**WORK REQUIRED**
Narrow the data below down to the lines containing "What".

**RECORDS SHOWN**
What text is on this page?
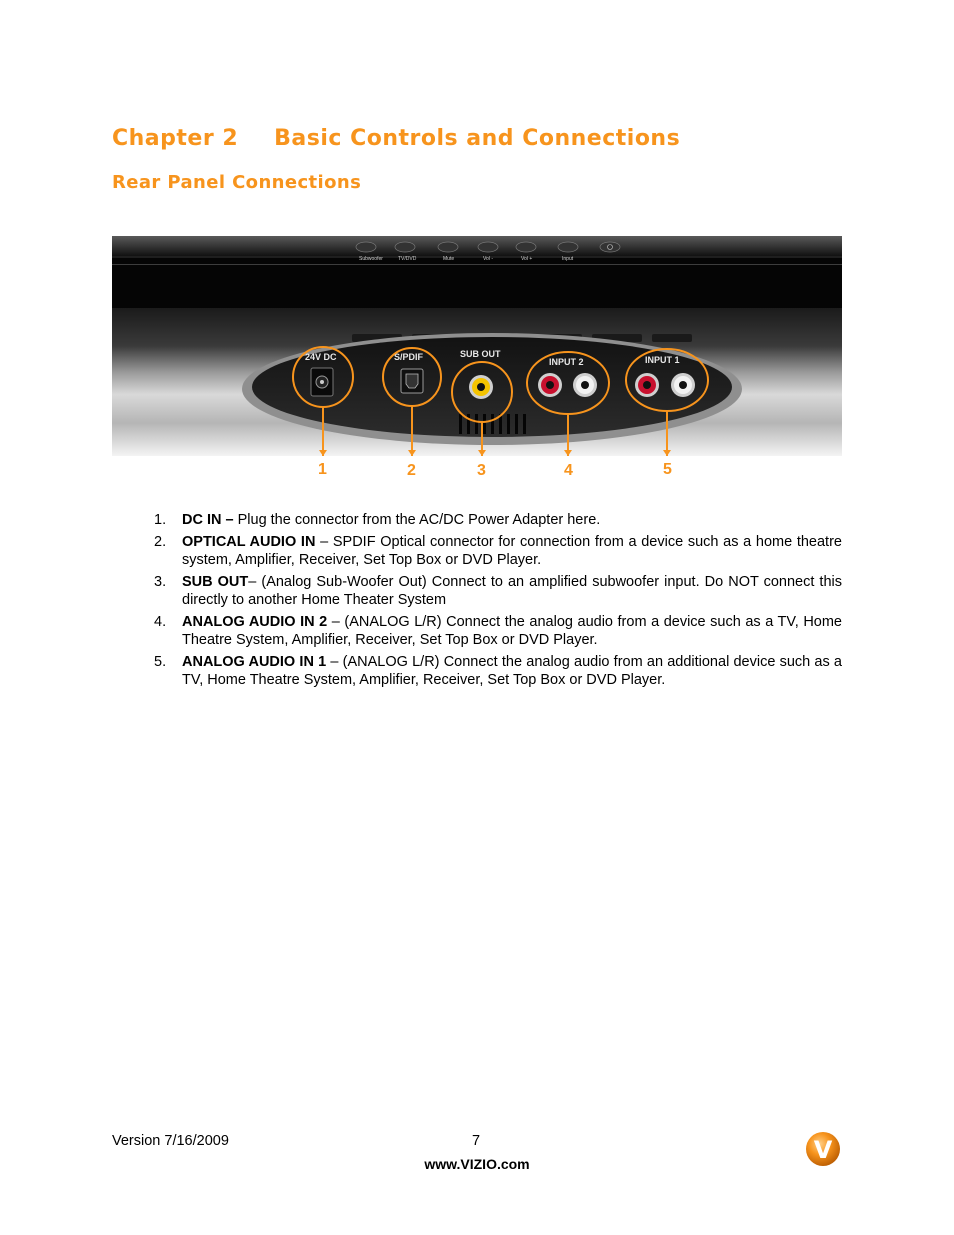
Chapter 2 Basic Controls and Connections
Rear Panel Connections
Subwoofer	TV/DVD	Mute	Vol -	Vol +	Input
24V DC	S/PDIF	SUB OUT
INPUT 2	INPUT 1
1	2	3	4	5
1. DC IN – Plug the connector from the AC/DC Power Adapter here.
2. OPTICAL AUDIO IN – SPDIF Optical connector for connection from a device such as a home theatre system, Amplifier, Receiver, Set Top Box or DVD Player.
3. SUB OUT– (Analog Sub-Woofer Out) Connect to an amplified subwoofer input. Do NOT connect this directly to another Home Theater System
4. ANALOG AUDIO IN 2 – (ANALOG L/R) Connect the analog audio from a device such as a TV, Home Theatre System, Amplifier, Receiver, Set Top Box or DVD Player.
5. ANALOG AUDIO IN 1 – (ANALOG L/R) Connect the analog audio from an additional device such as a TV, Home Theatre System, Amplifier, Receiver, Set Top Box or DVD Player.
Version 7/16/2009	7
www.VIZIO.com	V
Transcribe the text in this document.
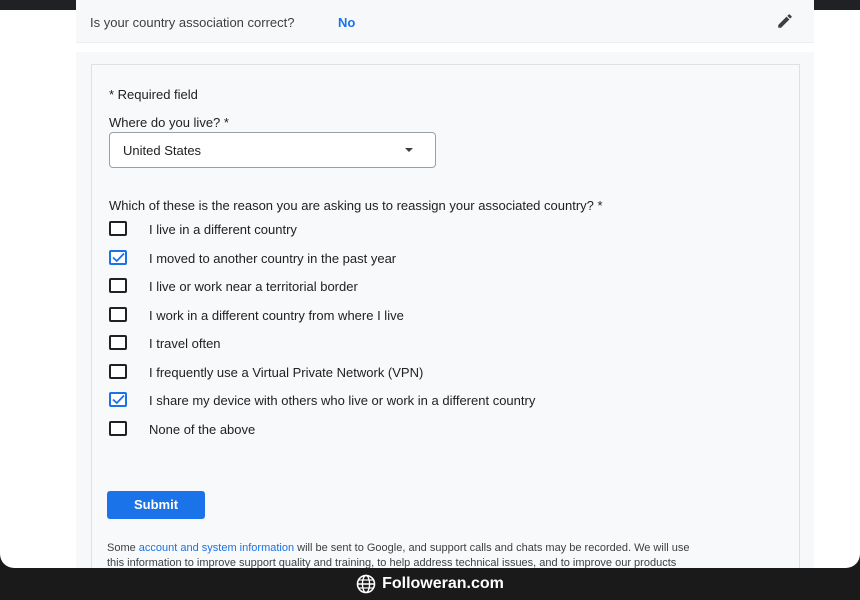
Is your country association correct?	No
* Required field
Where do you live? *
United States
Which of these is the reason you are asking us to reassign your associated country? *
I live in a different country
I moved to another country in the past year
I live or work near a territorial border
I work in a different country from where I live
I travel often
I frequently use a Virtual Private Network (VPN)
I share my device with others who live or work in a different country
None of the above
Submit
Some account and system information will be sent to Google, and support calls and chats may be recorded. We will use
this information to improve support quality and training, to help address technical issues, and to improve our products
Followeran.com
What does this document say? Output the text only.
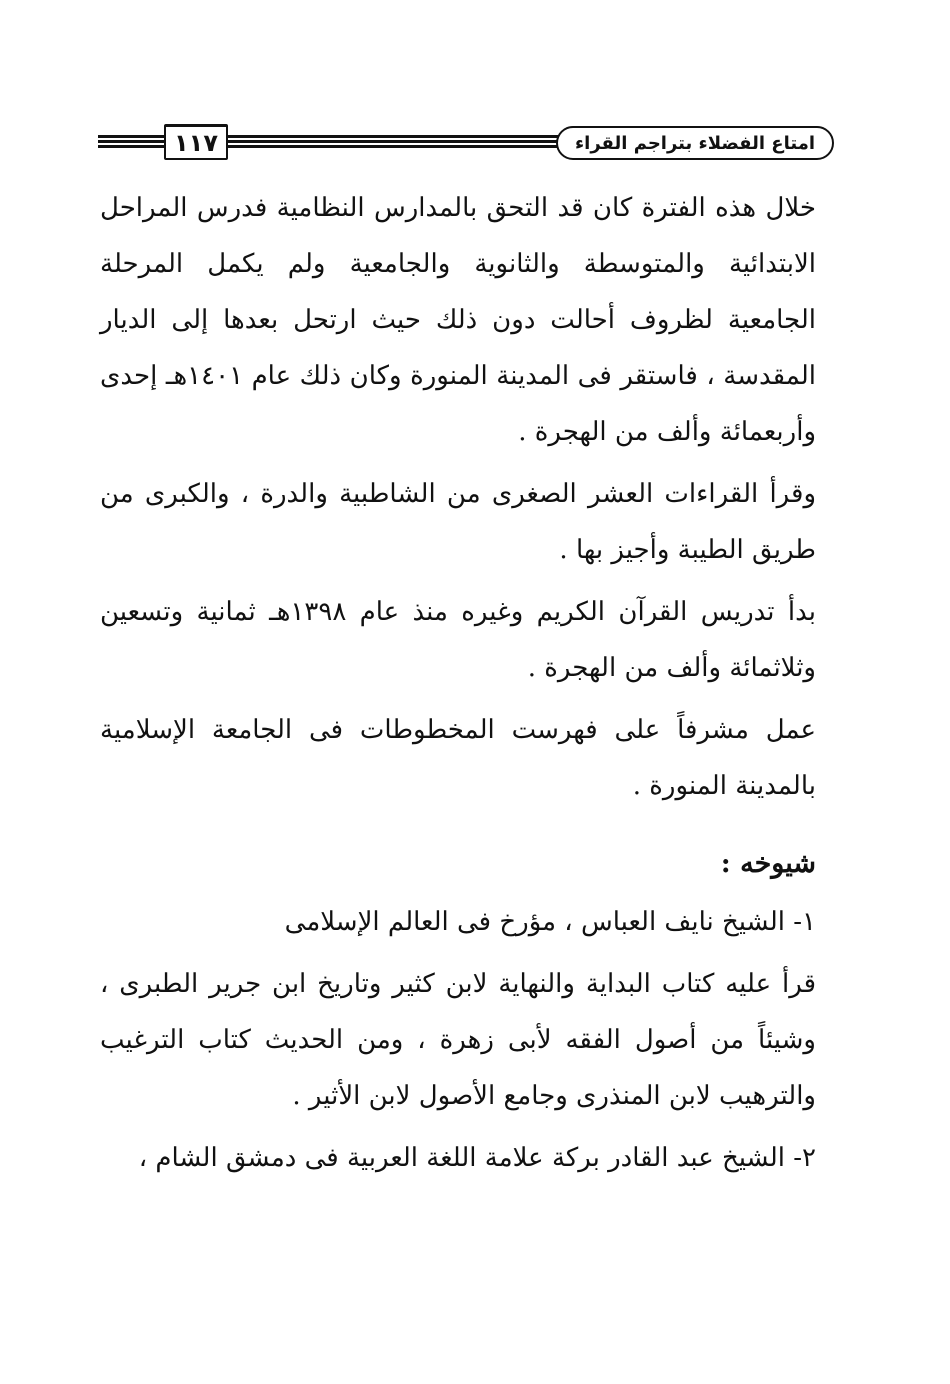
١١٧	امتاع الفضلاء بتراجم القراء

خلال هذه الفترة كان قد التحق بالمدارس النظامية فدرس المراحل الابتدائية والمتوسطة والثانوية والجامعية ولم يكمل المرحلة الجامعية لظروف أحالت دون ذلك حيث ارتحل بعدها إلى الديار المقدسة ، فاستقر فى المدينة المنورة وكان ذلك عام ١٤٠١هـ إحدى وأربعمائة وألف من الهجرة .

وقرأ القراءات العشر الصغرى من الشاطبية والدرة ، والكبرى من طريق الطيبة وأجيز بها .

بدأ تدريس القرآن الكريم وغيره منذ عام ١٣٩٨هـ ثمانية وتسعين وثلاثمائة وألف من الهجرة .

عمل مشرفاً على فهرست المخطوطات فى الجامعة الإسلامية بالمدينة المنورة .

شيوخه :

١- الشيخ نايف العباس ، مؤرخ فى العالم الإسلامى

قرأ عليه كتاب البداية والنهاية لابن كثير وتاريخ ابن جرير الطبرى ، وشيئاً من أصول الفقه لأبى زهرة ، ومن الحديث كتاب الترغيب والترهيب لابن المنذرى وجامع الأصول لابن الأثير .

٢- الشيخ عبد القادر بركة علامة اللغة العربية فى دمشق الشام ،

**ANSWER TO THE PROBLEM**
What text is on this page?
What does this document say? Output the text only.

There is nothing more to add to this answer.